» TASK STATEMENT
Copy out the data word for word, from the line containing "Annotate this image: element" through the line containing "strikethrough-mark-line8 bbox=[318, 904, 410, 906]", including both of those lines.

## Start DATA ENTRIES

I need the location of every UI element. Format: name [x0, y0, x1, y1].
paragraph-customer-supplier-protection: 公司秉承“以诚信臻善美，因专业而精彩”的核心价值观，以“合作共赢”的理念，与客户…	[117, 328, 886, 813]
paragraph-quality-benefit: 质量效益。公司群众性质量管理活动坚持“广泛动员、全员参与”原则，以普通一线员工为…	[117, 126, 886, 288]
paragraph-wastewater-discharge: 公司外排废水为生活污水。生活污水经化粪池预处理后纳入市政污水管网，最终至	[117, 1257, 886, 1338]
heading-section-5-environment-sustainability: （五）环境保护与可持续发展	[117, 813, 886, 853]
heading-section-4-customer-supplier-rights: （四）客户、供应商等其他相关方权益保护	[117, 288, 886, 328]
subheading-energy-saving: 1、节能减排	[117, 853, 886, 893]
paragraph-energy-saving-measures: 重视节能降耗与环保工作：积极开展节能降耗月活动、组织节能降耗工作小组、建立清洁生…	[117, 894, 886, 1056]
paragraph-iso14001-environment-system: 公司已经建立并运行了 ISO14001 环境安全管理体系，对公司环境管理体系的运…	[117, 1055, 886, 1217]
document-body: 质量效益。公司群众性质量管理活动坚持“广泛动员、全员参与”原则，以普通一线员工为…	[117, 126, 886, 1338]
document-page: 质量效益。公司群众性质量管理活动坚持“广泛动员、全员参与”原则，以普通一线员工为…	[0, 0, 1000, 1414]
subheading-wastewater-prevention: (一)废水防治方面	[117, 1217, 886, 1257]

## End DATA ENTRIES
## Start DATA ENTRIES

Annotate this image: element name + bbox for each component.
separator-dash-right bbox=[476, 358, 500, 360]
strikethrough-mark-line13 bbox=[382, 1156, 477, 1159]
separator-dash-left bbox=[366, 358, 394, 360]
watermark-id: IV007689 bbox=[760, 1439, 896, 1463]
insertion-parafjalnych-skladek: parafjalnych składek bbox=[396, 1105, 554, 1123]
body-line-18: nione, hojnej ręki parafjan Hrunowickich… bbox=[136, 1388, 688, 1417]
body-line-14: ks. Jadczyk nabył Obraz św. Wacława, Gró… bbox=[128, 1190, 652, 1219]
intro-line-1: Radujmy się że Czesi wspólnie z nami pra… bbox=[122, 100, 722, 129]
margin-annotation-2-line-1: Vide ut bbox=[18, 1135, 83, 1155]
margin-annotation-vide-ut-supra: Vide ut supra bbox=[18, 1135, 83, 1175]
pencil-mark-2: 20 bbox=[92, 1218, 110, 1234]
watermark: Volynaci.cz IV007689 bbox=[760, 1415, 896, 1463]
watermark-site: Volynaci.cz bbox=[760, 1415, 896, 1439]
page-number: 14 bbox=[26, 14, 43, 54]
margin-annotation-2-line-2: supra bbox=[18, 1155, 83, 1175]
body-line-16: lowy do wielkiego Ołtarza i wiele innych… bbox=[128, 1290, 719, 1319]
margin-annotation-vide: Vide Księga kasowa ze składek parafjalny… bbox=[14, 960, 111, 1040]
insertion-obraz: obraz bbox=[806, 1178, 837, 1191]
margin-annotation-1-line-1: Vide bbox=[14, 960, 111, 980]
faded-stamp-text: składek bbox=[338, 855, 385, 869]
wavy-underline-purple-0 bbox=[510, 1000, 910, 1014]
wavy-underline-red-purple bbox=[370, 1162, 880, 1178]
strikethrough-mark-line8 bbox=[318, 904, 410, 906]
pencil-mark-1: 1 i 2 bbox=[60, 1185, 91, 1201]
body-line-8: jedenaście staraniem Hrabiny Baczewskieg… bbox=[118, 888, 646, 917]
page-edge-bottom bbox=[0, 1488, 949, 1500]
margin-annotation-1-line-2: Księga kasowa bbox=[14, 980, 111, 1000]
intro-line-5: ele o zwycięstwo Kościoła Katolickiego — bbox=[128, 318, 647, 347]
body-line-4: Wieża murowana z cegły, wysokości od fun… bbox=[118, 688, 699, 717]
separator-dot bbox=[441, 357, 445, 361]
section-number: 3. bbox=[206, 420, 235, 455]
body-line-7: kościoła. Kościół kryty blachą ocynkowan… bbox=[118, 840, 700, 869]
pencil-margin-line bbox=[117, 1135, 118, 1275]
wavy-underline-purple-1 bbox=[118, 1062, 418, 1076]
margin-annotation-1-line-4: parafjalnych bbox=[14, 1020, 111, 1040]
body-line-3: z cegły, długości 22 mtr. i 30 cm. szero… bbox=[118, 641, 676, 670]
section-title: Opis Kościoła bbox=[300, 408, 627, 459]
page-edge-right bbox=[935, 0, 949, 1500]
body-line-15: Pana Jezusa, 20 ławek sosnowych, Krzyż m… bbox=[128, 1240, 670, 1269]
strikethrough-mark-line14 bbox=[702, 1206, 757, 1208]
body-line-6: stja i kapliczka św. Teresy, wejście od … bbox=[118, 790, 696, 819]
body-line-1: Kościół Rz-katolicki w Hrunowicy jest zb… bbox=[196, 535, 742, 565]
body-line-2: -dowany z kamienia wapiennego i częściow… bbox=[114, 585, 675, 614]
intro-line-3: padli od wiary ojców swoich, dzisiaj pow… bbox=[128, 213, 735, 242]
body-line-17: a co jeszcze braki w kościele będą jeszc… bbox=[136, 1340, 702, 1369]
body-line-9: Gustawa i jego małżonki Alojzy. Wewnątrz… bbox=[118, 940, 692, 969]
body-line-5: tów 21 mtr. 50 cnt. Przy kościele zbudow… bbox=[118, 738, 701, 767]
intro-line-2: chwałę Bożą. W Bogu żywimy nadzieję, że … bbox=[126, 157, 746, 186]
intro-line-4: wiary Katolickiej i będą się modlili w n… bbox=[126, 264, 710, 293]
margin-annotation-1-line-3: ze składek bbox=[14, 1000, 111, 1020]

## End DATA ENTRIES
## Start DATA ENTRIES

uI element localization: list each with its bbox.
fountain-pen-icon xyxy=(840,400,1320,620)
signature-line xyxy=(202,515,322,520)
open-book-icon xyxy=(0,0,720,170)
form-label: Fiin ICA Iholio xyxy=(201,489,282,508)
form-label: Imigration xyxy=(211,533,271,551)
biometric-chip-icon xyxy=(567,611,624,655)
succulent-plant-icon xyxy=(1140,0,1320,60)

## End DATA ENTRIES

» OUTPUT BELOW
Annotate this image: element name + bbox for each component.
separator-dash-right bbox=[476, 358, 500, 360]
strikethrough-mark-line13 bbox=[382, 1156, 477, 1159]
separator-dash-left bbox=[366, 358, 394, 360]
watermark-id: IV007689 bbox=[760, 1439, 896, 1463]
insertion-parafjalnych-skladek: parafjalnych składek bbox=[396, 1105, 554, 1123]
body-line-18: nione, hojnej ręki parafjan Hrunowickich… bbox=[136, 1388, 688, 1417]
body-line-14: ks. Jadczyk nabył Obraz św. Wacława, Gró… bbox=[128, 1190, 652, 1219]
intro-line-1: Radujmy się że Czesi wspólnie z nami pra… bbox=[122, 100, 722, 129]
margin-annotation-2-line-1: Vide ut bbox=[18, 1135, 83, 1155]
margin-annotation-vide-ut-supra: Vide ut supra bbox=[18, 1135, 83, 1175]
pencil-mark-2: 20 bbox=[92, 1218, 110, 1234]
watermark: Volynaci.cz IV007689 bbox=[760, 1415, 896, 1463]
watermark-site: Volynaci.cz bbox=[760, 1415, 896, 1439]
page-number: 14 bbox=[26, 14, 43, 54]
margin-annotation-2-line-2: supra bbox=[18, 1155, 83, 1175]
body-line-16: lowy do wielkiego Ołtarza i wiele innych… bbox=[128, 1290, 719, 1319]
margin-annotation-vide: Vide Księga kasowa ze składek parafjalny… bbox=[14, 960, 111, 1040]
insertion-obraz: obraz bbox=[806, 1178, 837, 1191]
margin-annotation-1-line-1: Vide bbox=[14, 960, 111, 980]
faded-stamp-text: składek bbox=[338, 855, 385, 869]
wavy-underline-purple-0 bbox=[510, 1000, 910, 1014]
wavy-underline-red-purple bbox=[370, 1162, 880, 1178]
strikethrough-mark-line8 bbox=[318, 904, 410, 906]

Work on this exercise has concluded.